**** RECORDS FOR THIS EXERCISE

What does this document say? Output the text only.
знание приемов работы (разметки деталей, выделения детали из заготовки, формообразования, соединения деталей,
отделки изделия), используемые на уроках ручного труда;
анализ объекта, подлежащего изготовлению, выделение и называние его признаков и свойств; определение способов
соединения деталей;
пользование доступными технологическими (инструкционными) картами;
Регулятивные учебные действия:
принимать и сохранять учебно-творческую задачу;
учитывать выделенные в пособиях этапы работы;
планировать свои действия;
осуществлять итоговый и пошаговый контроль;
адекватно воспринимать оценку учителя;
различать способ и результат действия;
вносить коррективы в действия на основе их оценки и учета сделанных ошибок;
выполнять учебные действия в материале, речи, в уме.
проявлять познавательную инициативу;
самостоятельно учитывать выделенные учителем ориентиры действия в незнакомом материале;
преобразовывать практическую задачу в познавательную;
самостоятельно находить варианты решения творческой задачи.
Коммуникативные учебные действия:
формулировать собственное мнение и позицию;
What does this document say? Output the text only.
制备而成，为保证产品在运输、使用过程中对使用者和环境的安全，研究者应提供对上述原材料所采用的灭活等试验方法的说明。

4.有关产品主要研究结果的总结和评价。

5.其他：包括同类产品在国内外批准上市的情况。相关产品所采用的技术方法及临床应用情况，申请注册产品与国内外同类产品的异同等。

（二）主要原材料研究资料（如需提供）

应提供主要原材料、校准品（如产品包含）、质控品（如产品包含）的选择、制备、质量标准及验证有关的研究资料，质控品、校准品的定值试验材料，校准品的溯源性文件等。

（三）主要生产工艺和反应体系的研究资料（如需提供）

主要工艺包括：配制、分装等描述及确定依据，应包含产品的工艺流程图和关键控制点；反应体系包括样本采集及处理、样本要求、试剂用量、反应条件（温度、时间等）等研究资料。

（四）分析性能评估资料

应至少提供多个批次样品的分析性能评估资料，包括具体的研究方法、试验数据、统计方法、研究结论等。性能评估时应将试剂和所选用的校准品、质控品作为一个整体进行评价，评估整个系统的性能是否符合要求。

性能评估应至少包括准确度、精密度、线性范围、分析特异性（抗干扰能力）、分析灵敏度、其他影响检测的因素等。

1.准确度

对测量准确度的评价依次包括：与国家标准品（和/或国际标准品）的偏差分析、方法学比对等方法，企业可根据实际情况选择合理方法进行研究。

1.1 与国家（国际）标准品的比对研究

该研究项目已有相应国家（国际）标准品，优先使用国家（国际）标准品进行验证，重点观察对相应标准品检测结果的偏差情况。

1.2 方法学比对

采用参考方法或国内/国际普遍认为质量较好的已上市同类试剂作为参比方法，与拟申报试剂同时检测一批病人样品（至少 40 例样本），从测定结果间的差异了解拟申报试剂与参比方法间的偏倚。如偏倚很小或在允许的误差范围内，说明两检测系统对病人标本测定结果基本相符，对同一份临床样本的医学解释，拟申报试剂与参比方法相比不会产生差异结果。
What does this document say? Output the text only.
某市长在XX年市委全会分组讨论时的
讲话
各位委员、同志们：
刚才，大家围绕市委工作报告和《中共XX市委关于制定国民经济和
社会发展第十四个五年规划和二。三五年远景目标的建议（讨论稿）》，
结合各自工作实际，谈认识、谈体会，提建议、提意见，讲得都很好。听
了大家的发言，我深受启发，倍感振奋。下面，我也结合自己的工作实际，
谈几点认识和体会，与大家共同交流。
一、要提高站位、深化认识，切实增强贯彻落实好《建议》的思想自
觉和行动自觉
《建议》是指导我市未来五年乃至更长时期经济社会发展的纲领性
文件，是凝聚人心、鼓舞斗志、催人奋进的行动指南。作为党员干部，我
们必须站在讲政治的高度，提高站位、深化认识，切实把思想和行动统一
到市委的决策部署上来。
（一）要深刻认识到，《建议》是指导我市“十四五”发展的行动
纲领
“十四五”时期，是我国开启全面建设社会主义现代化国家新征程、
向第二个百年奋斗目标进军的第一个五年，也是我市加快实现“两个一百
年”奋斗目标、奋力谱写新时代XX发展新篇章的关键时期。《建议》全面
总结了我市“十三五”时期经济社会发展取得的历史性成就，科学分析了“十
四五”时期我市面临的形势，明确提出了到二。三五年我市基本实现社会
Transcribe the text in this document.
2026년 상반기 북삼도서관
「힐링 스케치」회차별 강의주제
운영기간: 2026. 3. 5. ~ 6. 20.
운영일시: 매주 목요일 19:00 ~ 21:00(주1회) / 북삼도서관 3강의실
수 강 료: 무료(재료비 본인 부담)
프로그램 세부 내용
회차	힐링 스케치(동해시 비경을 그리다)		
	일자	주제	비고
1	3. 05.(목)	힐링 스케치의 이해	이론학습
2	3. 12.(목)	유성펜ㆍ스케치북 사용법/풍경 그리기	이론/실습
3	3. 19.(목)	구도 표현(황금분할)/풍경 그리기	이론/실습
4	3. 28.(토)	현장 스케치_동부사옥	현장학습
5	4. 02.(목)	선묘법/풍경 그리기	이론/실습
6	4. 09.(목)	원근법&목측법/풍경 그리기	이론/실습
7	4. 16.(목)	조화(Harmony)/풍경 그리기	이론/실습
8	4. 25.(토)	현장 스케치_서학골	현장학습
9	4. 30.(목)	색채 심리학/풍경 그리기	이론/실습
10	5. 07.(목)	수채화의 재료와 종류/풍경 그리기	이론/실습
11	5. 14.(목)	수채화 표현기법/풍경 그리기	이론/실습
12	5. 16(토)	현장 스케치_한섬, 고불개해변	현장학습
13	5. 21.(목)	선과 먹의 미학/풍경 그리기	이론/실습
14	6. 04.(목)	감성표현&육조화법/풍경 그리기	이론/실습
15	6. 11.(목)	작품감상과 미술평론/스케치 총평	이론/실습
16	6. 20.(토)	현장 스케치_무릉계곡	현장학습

********

_REQUEST_
Print the material above once more, exactly.

_THE ANSWER_
What does this document say? Output the text only.
знание приемов работы (разметки деталей, выделения детали из заготовки, формообразования, соединения деталей,
отделки изделия), используемые на уроках ручного труда;
анализ объекта, подлежащего изготовлению, выделение и называние его признаков и свойств; определение способов
соединения деталей;
пользование доступными технологическими (инструкционными) картами;
Регулятивные учебные действия:
принимать и сохранять учебно-творческую задачу;
учитывать выделенные в пособиях этапы работы;
планировать свои действия;
осуществлять итоговый и пошаговый контроль;
адекватно воспринимать оценку учителя;
различать способ и результат действия;
вносить коррективы в действия на основе их оценки и учета сделанных ошибок;
выполнять учебные действия в материале, речи, в уме.
проявлять познавательную инициативу;
самостоятельно учитывать выделенные учителем ориентиры действия в незнакомом материале;
преобразовывать практическую задачу в познавательную;
самостоятельно находить варианты решения творческой задачи.
Коммуникативные учебные действия:
формулировать собственное мнение и позицию;
What does this document say? Output the text only.
制备而成，为保证产品在运输、使用过程中对使用者和环境的安全，研究者应提供对上述原材料所采用的灭活等试验方法的说明。

4.有关产品主要研究结果的总结和评价。

5.其他：包括同类产品在国内外批准上市的情况。相关产品所采用的技术方法及临床应用情况，申请注册产品与国内外同类产品的异同等。

（二）主要原材料研究资料（如需提供）

应提供主要原材料、校准品（如产品包含）、质控品（如产品包含）的选择、制备、质量标准及验证有关的研究资料，质控品、校准品的定值试验材料，校准品的溯源性文件等。

（三）主要生产工艺和反应体系的研究资料（如需提供）

主要工艺包括：配制、分装等描述及确定依据，应包含产品的工艺流程图和关键控制点；反应体系包括样本采集及处理、样本要求、试剂用量、反应条件（温度、时间等）等研究资料。

（四）分析性能评估资料

应至少提供多个批次样品的分析性能评估资料，包括具体的研究方法、试验数据、统计方法、研究结论等。性能评估时应将试剂和所选用的校准品、质控品作为一个整体进行评价，评估整个系统的性能是否符合要求。

性能评估应至少包括准确度、精密度、线性范围、分析特异性（抗干扰能力）、分析灵敏度、其他影响检测的因素等。

1.准确度

对测量准确度的评价依次包括：与国家标准品（和/或国际标准品）的偏差分析、方法学比对等方法，企业可根据实际情况选择合理方法进行研究。

1.1 与国家（国际）标准品的比对研究

该研究项目已有相应国家（国际）标准品，优先使用国家（国际）标准品进行验证，重点观察对相应标准品检测结果的偏差情况。

1.2 方法学比对

采用参考方法或国内/国际普遍认为质量较好的已上市同类试剂作为参比方法，与拟申报试剂同时检测一批病人样品（至少 40 例样本），从测定结果间的差异了解拟申报试剂与参比方法间的偏倚。如偏倚很小或在允许的误差范围内，说明两检测系统对病人标本测定结果基本相符，对同一份临床样本的医学解释，拟申报试剂与参比方法相比不会产生差异结果。
What does this document say? Output the text only.
某市长在XX年市委全会分组讨论时的
讲话
各位委员、同志们：
刚才，大家围绕市委工作报告和《中共XX市委关于制定国民经济和
社会发展第十四个五年规划和二。三五年远景目标的建议（讨论稿）》，
结合各自工作实际，谈认识、谈体会，提建议、提意见，讲得都很好。听
了大家的发言，我深受启发，倍感振奋。下面，我也结合自己的工作实际，
谈几点认识和体会，与大家共同交流。
一、要提高站位、深化认识，切实增强贯彻落实好《建议》的思想自
觉和行动自觉
《建议》是指导我市未来五年乃至更长时期经济社会发展的纲领性
文件，是凝聚人心、鼓舞斗志、催人奋进的行动指南。作为党员干部，我
们必须站在讲政治的高度，提高站位、深化认识，切实把思想和行动统一
到市委的决策部署上来。
（一）要深刻认识到，《建议》是指导我市“十四五”发展的行动
纲领
“十四五”时期，是我国开启全面建设社会主义现代化国家新征程、
向第二个百年奋斗目标进军的第一个五年，也是我市加快实现“两个一百
年”奋斗目标、奋力谱写新时代XX发展新篇章的关键时期。《建议》全面
总结了我市“十三五”时期经济社会发展取得的历史性成就，科学分析了“十
四五”时期我市面临的形势，明确提出了到二。三五年我市基本实现社会
Transcribe the text in this document.
2026년 상반기 북삼도서관
「힐링 스케치」회차별 강의주제
운영기간: 2026. 3. 5. ~ 6. 20.
운영일시: 매주 목요일 19:00 ~ 21:00(주1회) / 북삼도서관 3강의실
수 강 료: 무료(재료비 본인 부담)
프로그램 세부 내용
회차	힐링 스케치(동해시 비경을 그리다)		
	일자	주제	비고
1	3. 05.(목)	힐링 스케치의 이해	이론학습
2	3. 12.(목)	유성펜ㆍ스케치북 사용법/풍경 그리기	이론/실습
3	3. 19.(목)	구도 표현(황금분할)/풍경 그리기	이론/실습
4	3. 28.(토)	현장 스케치_동부사옥	현장학습
5	4. 02.(목)	선묘법/풍경 그리기	이론/실습
6	4. 09.(목)	원근법&목측법/풍경 그리기	이론/실습
7	4. 16.(목)	조화(Harmony)/풍경 그리기	이론/실습
8	4. 25.(토)	현장 스케치_서학골	현장학습
9	4. 30.(목)	색채 심리학/풍경 그리기	이론/실습
10	5. 07.(목)	수채화의 재료와 종류/풍경 그리기	이론/실습
11	5. 14.(목)	수채화 표현기법/풍경 그리기	이론/실습
12	5. 16(토)	현장 스케치_한섬, 고불개해변	현장학습
13	5. 21.(목)	선과 먹의 미학/풍경 그리기	이론/실습
14	6. 04.(목)	감성표현&육조화법/풍경 그리기	이론/실습
15	6. 11.(목)	작품감상과 미술평론/스케치 총평	이론/실습
16	6. 20.(토)	현장 스케치_무릉계곡	현장학습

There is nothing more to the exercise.